(RECORDS)
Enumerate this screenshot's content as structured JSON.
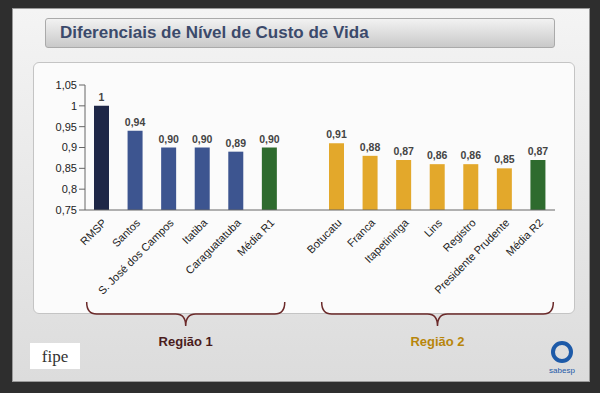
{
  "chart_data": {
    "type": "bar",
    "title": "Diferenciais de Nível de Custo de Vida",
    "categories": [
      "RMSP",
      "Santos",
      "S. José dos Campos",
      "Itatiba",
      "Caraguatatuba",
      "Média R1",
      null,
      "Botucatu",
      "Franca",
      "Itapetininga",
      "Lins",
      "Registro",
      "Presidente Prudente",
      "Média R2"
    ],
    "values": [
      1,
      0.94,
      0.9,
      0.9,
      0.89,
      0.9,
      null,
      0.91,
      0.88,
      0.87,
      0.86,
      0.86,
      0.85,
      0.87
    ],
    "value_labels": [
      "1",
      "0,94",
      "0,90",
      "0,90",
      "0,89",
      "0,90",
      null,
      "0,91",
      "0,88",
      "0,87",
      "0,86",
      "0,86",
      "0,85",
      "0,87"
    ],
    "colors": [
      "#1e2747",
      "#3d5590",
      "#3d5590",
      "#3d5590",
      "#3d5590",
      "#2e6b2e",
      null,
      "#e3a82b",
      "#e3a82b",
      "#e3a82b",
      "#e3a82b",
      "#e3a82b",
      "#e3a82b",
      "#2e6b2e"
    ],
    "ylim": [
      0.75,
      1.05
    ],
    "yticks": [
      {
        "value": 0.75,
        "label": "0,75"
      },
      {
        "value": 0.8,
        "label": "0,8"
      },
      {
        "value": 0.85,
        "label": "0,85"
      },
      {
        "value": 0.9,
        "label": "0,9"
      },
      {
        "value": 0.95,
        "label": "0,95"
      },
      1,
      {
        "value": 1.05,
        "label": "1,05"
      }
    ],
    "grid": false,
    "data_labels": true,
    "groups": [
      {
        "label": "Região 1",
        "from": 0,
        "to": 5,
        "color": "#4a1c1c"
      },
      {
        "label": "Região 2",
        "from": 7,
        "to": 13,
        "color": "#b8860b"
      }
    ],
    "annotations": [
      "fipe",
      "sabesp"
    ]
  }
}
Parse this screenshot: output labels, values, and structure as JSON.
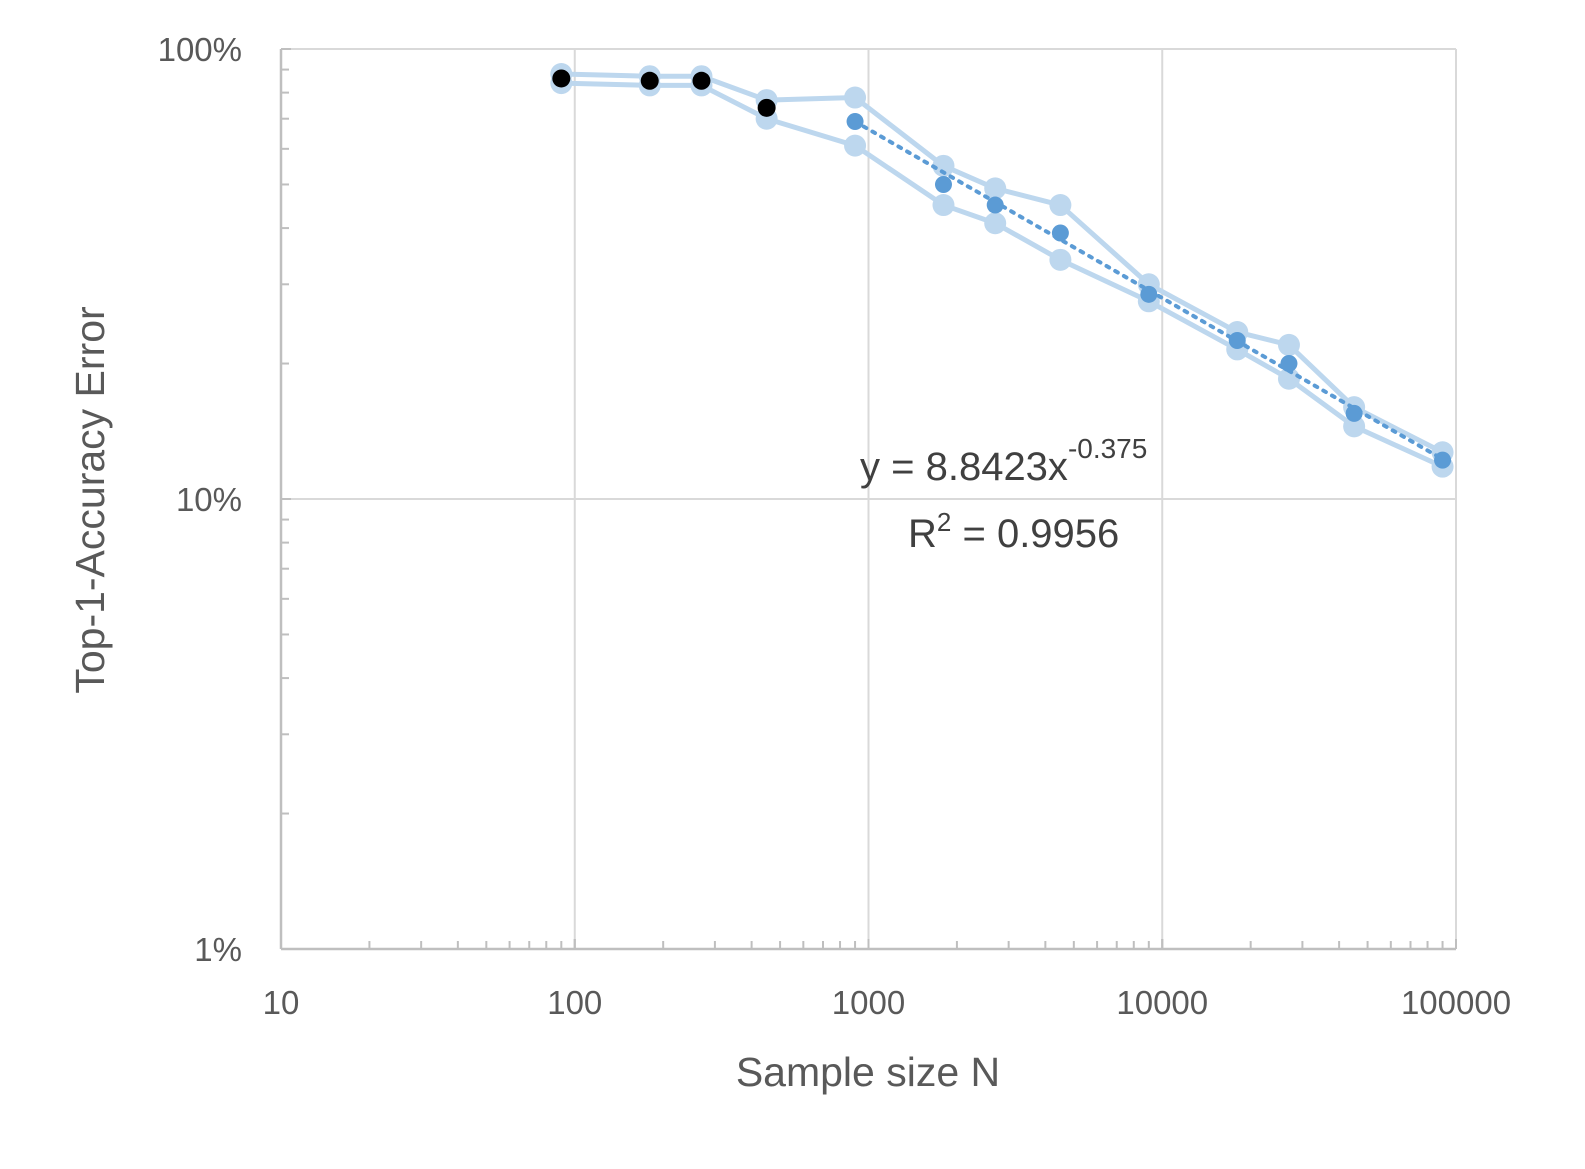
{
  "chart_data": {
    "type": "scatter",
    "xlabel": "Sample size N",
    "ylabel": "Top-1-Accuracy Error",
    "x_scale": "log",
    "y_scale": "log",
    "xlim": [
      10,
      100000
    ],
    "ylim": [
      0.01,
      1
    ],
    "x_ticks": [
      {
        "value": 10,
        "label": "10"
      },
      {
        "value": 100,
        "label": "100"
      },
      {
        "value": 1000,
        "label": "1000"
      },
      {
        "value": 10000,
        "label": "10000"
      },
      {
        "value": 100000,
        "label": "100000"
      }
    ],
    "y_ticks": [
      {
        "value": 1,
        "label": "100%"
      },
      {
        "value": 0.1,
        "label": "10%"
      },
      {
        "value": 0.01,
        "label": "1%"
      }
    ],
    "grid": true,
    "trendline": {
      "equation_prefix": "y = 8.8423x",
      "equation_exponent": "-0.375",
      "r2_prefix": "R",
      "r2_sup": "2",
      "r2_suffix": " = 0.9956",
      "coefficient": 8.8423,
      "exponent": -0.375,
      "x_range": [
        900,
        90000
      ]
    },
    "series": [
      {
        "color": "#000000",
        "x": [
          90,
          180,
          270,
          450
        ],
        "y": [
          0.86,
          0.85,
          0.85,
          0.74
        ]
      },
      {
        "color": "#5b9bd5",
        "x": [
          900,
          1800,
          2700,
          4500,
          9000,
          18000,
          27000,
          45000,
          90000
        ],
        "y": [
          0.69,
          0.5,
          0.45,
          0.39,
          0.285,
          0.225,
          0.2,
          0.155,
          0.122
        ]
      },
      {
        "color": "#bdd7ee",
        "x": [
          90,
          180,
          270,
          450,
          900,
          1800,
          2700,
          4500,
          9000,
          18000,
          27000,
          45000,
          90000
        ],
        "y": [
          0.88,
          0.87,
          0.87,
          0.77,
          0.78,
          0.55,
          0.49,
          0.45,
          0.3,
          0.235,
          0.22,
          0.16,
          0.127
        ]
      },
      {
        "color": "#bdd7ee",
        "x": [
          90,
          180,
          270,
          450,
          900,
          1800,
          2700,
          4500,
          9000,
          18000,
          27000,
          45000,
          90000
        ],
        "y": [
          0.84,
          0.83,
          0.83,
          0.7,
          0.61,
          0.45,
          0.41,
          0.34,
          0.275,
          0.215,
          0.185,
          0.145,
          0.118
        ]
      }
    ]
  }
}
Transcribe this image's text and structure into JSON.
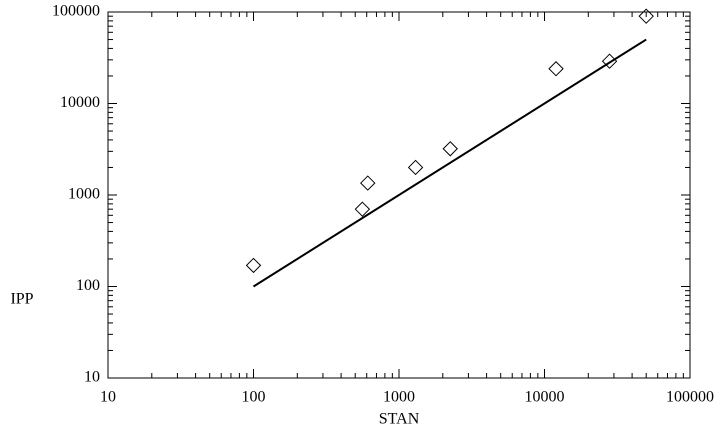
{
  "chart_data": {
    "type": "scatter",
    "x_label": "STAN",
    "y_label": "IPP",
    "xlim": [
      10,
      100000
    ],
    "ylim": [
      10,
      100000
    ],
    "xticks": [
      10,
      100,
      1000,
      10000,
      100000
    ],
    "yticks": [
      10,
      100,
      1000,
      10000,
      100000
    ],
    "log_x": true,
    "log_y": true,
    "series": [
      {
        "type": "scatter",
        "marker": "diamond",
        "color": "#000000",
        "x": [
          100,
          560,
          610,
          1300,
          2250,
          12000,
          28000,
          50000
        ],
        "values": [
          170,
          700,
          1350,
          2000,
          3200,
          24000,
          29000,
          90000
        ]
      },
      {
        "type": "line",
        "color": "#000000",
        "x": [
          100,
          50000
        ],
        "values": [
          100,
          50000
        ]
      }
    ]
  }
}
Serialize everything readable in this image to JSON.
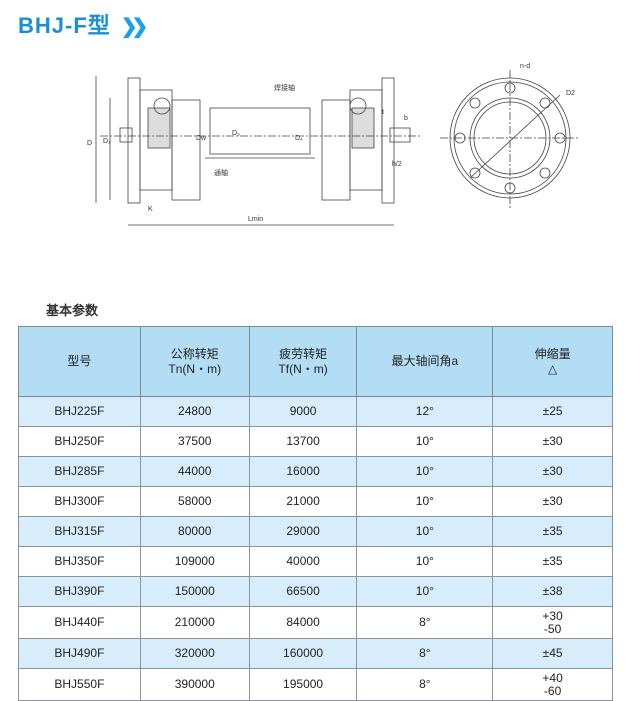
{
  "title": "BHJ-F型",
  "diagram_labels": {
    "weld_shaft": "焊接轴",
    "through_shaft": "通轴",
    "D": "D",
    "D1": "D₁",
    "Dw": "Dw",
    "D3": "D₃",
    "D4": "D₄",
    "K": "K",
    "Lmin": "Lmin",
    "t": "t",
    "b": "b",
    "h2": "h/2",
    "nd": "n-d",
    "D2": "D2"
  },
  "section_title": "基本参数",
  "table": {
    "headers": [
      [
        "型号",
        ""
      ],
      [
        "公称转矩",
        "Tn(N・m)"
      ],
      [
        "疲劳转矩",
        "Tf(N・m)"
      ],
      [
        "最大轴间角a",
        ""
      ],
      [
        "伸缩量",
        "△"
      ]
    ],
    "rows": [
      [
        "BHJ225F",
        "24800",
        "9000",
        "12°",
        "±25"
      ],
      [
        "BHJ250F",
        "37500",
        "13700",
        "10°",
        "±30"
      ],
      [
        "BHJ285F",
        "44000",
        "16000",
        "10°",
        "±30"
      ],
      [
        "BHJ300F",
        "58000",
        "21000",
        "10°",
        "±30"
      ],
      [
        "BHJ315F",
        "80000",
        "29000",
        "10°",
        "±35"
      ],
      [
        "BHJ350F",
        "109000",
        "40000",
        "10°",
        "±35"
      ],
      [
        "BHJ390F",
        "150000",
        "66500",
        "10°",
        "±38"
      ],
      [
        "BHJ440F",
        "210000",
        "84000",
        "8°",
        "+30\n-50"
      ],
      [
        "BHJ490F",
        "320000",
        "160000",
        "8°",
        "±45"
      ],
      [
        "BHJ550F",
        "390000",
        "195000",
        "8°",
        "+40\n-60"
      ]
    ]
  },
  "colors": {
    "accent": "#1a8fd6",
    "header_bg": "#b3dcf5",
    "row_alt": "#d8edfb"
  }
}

(WHAT THE EXERCISE ASKS)
Using the records above, extract exactly and only the lines from the one with "Serialize everything readable" through the final line, inclusive, leaving out pictures.

(CORRECT RESPONSE)
Serialize everything readable in this image to JSON.
{
  "title": "BHJ-F型",
  "diagram_labels": {
    "weld_shaft": "焊接轴",
    "through_shaft": "通轴",
    "D": "D",
    "D1": "D₁",
    "Dw": "Dw",
    "D3": "D₃",
    "D4": "D₄",
    "K": "K",
    "Lmin": "Lmin",
    "t": "t",
    "b": "b",
    "h2": "h/2",
    "nd": "n-d",
    "D2": "D2"
  },
  "section_title": "基本参数",
  "table": {
    "headers": [
      [
        "型号",
        ""
      ],
      [
        "公称转矩",
        "Tn(N・m)"
      ],
      [
        "疲劳转矩",
        "Tf(N・m)"
      ],
      [
        "最大轴间角a",
        ""
      ],
      [
        "伸缩量",
        "△"
      ]
    ],
    "rows": [
      [
        "BHJ225F",
        "24800",
        "9000",
        "12°",
        "±25"
      ],
      [
        "BHJ250F",
        "37500",
        "13700",
        "10°",
        "±30"
      ],
      [
        "BHJ285F",
        "44000",
        "16000",
        "10°",
        "±30"
      ],
      [
        "BHJ300F",
        "58000",
        "21000",
        "10°",
        "±30"
      ],
      [
        "BHJ315F",
        "80000",
        "29000",
        "10°",
        "±35"
      ],
      [
        "BHJ350F",
        "109000",
        "40000",
        "10°",
        "±35"
      ],
      [
        "BHJ390F",
        "150000",
        "66500",
        "10°",
        "±38"
      ],
      [
        "BHJ440F",
        "210000",
        "84000",
        "8°",
        "+30\n-50"
      ],
      [
        "BHJ490F",
        "320000",
        "160000",
        "8°",
        "±45"
      ],
      [
        "BHJ550F",
        "390000",
        "195000",
        "8°",
        "+40\n-60"
      ]
    ]
  },
  "colors": {
    "accent": "#1a8fd6",
    "header_bg": "#b3dcf5",
    "row_alt": "#d8edfb"
  }
}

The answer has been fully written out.